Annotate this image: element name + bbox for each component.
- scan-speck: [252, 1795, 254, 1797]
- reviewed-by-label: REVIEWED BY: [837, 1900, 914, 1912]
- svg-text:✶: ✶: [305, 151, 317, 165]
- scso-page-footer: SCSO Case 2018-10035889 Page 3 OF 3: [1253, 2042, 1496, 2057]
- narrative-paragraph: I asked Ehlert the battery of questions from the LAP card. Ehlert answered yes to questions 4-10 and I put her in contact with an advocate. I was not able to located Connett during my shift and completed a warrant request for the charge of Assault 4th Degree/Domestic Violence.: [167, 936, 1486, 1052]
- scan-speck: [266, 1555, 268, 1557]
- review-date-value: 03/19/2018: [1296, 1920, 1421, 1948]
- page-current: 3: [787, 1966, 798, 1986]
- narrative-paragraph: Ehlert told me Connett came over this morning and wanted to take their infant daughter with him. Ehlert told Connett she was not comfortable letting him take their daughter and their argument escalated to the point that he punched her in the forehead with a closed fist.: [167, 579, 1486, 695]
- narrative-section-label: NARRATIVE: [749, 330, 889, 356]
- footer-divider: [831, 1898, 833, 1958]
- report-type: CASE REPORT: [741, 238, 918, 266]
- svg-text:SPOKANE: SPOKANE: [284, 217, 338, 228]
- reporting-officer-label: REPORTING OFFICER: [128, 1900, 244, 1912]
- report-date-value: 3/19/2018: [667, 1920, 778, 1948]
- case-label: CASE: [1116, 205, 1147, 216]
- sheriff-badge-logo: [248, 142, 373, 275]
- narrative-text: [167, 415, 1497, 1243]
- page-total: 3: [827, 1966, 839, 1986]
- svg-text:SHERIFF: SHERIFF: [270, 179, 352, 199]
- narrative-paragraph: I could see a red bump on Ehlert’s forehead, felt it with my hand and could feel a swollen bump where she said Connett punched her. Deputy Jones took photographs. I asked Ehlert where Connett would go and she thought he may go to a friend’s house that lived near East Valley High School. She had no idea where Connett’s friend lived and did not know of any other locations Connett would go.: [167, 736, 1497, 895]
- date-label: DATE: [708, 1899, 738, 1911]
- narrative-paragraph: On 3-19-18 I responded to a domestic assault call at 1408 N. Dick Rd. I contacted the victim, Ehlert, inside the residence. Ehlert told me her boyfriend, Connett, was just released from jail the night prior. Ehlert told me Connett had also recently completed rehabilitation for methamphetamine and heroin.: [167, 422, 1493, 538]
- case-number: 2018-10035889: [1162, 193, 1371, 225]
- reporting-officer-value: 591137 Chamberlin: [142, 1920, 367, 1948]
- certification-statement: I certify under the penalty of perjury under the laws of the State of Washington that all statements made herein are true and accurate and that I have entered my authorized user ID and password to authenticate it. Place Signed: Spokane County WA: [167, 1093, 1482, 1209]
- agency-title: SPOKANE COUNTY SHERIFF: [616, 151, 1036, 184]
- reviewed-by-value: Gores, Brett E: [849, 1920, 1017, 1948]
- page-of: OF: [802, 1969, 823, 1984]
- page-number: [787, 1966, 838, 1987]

▶ **REQUIREMENT**
Rewrite the records above, swapping every occurrence of "scan-speck" for "scan-dot" and leaving everything else unchanged.

▶ **FULL ANSWER**
Annotate this image: element name + bbox for each component.
- scan-dot: [252, 1795, 254, 1797]
- reviewed-by-label: REVIEWED BY: [837, 1900, 914, 1912]
- svg-text:✶: ✶: [305, 151, 317, 165]
- scso-page-footer: SCSO Case 2018-10035889 Page 3 OF 3: [1253, 2042, 1496, 2057]
- narrative-paragraph: I asked Ehlert the battery of questions from the LAP card. Ehlert answered yes to questions 4-10 and I put her in contact with an advocate. I was not able to located Connett during my shift and completed a warrant request for the charge of Assault 4th Degree/Domestic Violence.: [167, 936, 1486, 1052]
- scan-dot: [266, 1555, 268, 1557]
- review-date-value: 03/19/2018: [1296, 1920, 1421, 1948]
- page-current: 3: [787, 1966, 798, 1986]
- narrative-paragraph: Ehlert told me Connett came over this morning and wanted to take their infant daughter with him. Ehlert told Connett she was not comfortable letting him take their daughter and their argument escalated to the point that he punched her in the forehead with a closed fist.: [167, 579, 1486, 695]
- narrative-section-label: NARRATIVE: [749, 330, 889, 356]
- footer-divider: [831, 1898, 833, 1958]
- report-type: CASE REPORT: [741, 238, 918, 266]
- svg-text:SPOKANE: SPOKANE: [284, 217, 338, 228]
- reporting-officer-label: REPORTING OFFICER: [128, 1900, 244, 1912]
- report-date-value: 3/19/2018: [667, 1920, 778, 1948]
- case-label: CASE: [1116, 205, 1147, 216]
- sheriff-badge-logo: [248, 142, 373, 275]
- narrative-text: [167, 415, 1497, 1243]
- page-total: 3: [827, 1966, 839, 1986]
- svg-text:SHERIFF: SHERIFF: [270, 179, 352, 199]
- narrative-paragraph: I could see a red bump on Ehlert’s forehead, felt it with my hand and could feel a swollen bump where she said Connett punched her. Deputy Jones took photographs. I asked Ehlert where Connett would go and she thought he may go to a friend’s house that lived near East Valley High School. She had no idea where Connett’s friend lived and did not know of any other locations Connett would go.: [167, 736, 1497, 895]
- date-label: DATE: [708, 1899, 738, 1911]
- narrative-paragraph: On 3-19-18 I responded to a domestic assault call at 1408 N. Dick Rd. I contacted the victim, Ehlert, inside the residence. Ehlert told me her boyfriend, Connett, was just released from jail the night prior. Ehlert told me Connett had also recently completed rehabilitation for methamphetamine and heroin.: [167, 422, 1493, 538]
- case-number: 2018-10035889: [1162, 193, 1371, 225]
- reporting-officer-value: 591137 Chamberlin: [142, 1920, 367, 1948]
- certification-statement: I certify under the penalty of perjury under the laws of the State of Washington that all statements made herein are true and accurate and that I have entered my authorized user ID and password to authenticate it. Place Signed: Spokane County WA: [167, 1093, 1482, 1209]
- agency-title: SPOKANE COUNTY SHERIFF: [616, 151, 1036, 184]
- reviewed-by-value: Gores, Brett E: [849, 1920, 1017, 1948]
- page-of: OF: [802, 1969, 823, 1984]
- page-number: [787, 1966, 838, 1987]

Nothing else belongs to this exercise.